Start of Extracted records

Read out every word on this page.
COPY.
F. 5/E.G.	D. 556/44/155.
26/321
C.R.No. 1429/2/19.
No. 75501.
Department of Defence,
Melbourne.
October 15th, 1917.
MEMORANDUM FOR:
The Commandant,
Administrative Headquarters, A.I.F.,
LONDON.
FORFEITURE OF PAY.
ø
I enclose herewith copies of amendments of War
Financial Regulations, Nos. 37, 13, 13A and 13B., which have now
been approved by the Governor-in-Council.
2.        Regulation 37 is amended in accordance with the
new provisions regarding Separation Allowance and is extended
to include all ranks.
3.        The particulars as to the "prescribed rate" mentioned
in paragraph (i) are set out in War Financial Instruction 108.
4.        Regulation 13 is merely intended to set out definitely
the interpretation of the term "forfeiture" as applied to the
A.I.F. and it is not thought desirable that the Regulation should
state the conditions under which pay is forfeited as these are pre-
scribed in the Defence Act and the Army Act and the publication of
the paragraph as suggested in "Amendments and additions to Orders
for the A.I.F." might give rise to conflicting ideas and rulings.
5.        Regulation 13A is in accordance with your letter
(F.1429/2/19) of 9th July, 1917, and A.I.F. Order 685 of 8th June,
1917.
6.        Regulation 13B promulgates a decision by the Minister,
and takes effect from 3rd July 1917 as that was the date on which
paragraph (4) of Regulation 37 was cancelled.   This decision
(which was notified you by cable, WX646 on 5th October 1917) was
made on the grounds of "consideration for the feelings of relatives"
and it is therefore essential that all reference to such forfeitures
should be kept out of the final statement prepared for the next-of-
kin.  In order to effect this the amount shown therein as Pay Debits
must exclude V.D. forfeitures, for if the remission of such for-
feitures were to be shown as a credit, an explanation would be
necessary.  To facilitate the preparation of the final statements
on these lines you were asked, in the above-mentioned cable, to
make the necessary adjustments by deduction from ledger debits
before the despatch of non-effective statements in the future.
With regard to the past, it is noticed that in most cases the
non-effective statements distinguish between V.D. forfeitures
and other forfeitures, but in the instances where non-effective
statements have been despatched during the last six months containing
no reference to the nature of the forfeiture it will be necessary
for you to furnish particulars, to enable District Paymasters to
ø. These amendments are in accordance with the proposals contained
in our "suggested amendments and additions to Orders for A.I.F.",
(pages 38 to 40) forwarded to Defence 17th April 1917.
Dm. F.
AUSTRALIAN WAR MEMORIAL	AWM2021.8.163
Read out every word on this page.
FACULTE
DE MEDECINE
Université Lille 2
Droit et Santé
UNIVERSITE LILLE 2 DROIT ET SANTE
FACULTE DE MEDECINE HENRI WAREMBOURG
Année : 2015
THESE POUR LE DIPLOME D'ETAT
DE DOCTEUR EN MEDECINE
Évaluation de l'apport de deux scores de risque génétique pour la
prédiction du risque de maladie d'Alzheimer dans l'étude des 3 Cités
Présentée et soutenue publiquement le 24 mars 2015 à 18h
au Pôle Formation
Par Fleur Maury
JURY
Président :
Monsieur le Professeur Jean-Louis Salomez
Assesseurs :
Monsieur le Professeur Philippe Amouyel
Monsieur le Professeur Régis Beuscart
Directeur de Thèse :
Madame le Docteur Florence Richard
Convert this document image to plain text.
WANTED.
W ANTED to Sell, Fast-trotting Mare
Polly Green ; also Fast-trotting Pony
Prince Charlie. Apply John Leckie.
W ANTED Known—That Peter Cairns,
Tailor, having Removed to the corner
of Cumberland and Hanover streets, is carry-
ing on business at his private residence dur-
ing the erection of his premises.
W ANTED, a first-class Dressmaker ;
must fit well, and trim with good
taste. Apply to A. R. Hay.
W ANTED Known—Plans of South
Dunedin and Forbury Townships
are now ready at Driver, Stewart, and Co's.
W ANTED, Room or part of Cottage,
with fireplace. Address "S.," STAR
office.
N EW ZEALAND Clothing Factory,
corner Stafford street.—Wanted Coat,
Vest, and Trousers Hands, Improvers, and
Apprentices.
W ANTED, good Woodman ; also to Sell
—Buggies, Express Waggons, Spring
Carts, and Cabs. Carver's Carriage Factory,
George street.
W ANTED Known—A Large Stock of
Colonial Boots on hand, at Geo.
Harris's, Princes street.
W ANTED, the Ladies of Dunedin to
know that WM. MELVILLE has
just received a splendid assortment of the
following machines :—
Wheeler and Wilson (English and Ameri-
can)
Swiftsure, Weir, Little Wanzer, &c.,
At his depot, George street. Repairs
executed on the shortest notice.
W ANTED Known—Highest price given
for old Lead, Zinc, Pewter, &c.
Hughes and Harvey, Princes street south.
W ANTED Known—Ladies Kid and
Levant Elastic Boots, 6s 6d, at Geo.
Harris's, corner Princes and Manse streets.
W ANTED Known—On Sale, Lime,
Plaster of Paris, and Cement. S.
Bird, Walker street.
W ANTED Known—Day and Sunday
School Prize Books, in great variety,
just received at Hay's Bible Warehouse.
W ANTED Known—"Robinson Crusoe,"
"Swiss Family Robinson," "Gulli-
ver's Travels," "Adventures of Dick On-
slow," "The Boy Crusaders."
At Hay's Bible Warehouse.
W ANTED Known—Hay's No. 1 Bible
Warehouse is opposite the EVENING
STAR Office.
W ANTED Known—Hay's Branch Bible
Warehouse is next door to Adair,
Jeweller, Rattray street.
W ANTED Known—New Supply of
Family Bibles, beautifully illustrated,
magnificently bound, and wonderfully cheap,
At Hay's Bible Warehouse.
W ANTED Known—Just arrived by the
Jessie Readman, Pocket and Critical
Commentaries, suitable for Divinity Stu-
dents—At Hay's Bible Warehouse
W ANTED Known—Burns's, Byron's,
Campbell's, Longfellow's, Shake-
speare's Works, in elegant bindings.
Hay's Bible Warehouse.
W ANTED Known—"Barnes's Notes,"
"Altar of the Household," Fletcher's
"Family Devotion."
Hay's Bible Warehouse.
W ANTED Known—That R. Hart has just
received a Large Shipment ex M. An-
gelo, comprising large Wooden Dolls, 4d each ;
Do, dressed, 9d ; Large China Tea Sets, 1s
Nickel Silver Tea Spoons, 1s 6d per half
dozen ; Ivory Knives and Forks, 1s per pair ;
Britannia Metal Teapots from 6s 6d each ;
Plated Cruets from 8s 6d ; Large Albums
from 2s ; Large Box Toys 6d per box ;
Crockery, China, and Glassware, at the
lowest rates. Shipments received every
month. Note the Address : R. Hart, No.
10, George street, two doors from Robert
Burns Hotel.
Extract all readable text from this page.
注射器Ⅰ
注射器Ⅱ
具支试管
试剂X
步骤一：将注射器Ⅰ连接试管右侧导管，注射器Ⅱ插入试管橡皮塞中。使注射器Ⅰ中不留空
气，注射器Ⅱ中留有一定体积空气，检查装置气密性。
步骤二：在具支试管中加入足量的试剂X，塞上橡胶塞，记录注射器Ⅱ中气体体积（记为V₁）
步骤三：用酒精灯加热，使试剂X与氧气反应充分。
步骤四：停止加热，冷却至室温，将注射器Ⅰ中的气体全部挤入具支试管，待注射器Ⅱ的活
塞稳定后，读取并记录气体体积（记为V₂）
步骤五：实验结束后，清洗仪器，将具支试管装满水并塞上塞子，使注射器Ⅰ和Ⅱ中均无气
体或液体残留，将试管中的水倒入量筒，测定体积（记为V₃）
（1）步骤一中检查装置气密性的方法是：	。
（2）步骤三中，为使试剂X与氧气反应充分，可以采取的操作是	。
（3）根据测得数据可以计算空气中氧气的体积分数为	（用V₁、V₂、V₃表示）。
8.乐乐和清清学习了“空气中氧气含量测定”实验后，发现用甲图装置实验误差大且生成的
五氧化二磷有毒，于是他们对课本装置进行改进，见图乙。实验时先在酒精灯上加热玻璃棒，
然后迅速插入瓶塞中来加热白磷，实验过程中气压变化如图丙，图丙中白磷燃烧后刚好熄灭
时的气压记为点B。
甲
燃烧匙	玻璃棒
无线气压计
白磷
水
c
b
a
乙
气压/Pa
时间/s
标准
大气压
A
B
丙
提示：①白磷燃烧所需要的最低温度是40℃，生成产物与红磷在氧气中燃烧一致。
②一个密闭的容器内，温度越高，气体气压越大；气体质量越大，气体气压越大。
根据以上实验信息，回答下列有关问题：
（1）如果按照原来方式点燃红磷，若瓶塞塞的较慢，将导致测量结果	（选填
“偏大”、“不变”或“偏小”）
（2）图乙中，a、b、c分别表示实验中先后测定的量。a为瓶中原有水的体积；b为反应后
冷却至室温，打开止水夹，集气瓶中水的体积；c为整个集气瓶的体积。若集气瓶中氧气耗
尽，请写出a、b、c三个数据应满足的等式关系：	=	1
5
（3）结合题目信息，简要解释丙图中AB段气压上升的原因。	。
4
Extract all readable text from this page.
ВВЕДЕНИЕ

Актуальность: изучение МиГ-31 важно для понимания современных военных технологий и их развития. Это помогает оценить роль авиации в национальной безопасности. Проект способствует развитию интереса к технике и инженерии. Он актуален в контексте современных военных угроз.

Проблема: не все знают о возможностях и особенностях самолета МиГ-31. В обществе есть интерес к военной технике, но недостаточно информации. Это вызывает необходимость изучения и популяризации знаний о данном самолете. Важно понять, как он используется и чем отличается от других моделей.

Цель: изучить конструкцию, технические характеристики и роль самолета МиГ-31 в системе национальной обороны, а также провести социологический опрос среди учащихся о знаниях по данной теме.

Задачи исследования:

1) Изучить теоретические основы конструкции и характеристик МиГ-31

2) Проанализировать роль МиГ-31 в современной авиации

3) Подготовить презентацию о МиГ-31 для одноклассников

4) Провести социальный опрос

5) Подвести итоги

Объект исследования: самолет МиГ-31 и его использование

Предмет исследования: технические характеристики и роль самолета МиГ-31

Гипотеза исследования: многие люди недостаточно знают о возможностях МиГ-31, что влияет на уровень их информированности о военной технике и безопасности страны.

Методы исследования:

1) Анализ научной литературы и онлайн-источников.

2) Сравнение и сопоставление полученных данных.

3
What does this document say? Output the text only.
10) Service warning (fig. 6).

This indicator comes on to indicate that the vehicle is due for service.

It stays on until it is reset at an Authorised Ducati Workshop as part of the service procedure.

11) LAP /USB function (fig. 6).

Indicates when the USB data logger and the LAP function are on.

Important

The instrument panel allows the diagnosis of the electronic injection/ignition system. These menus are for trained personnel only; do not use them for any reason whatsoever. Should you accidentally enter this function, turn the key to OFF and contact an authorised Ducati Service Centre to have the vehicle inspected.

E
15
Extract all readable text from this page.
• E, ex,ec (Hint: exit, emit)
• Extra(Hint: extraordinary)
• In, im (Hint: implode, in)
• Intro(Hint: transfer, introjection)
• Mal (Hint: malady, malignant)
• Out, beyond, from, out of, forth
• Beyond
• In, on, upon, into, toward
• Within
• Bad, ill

End of Extracted records

Description of the task. Copy each line above containing the string "Family".

Exercise output.
"Swiss Family Robinson," "Gulli-
Family Bibles, beautifully illustrated,
"Family Devotion."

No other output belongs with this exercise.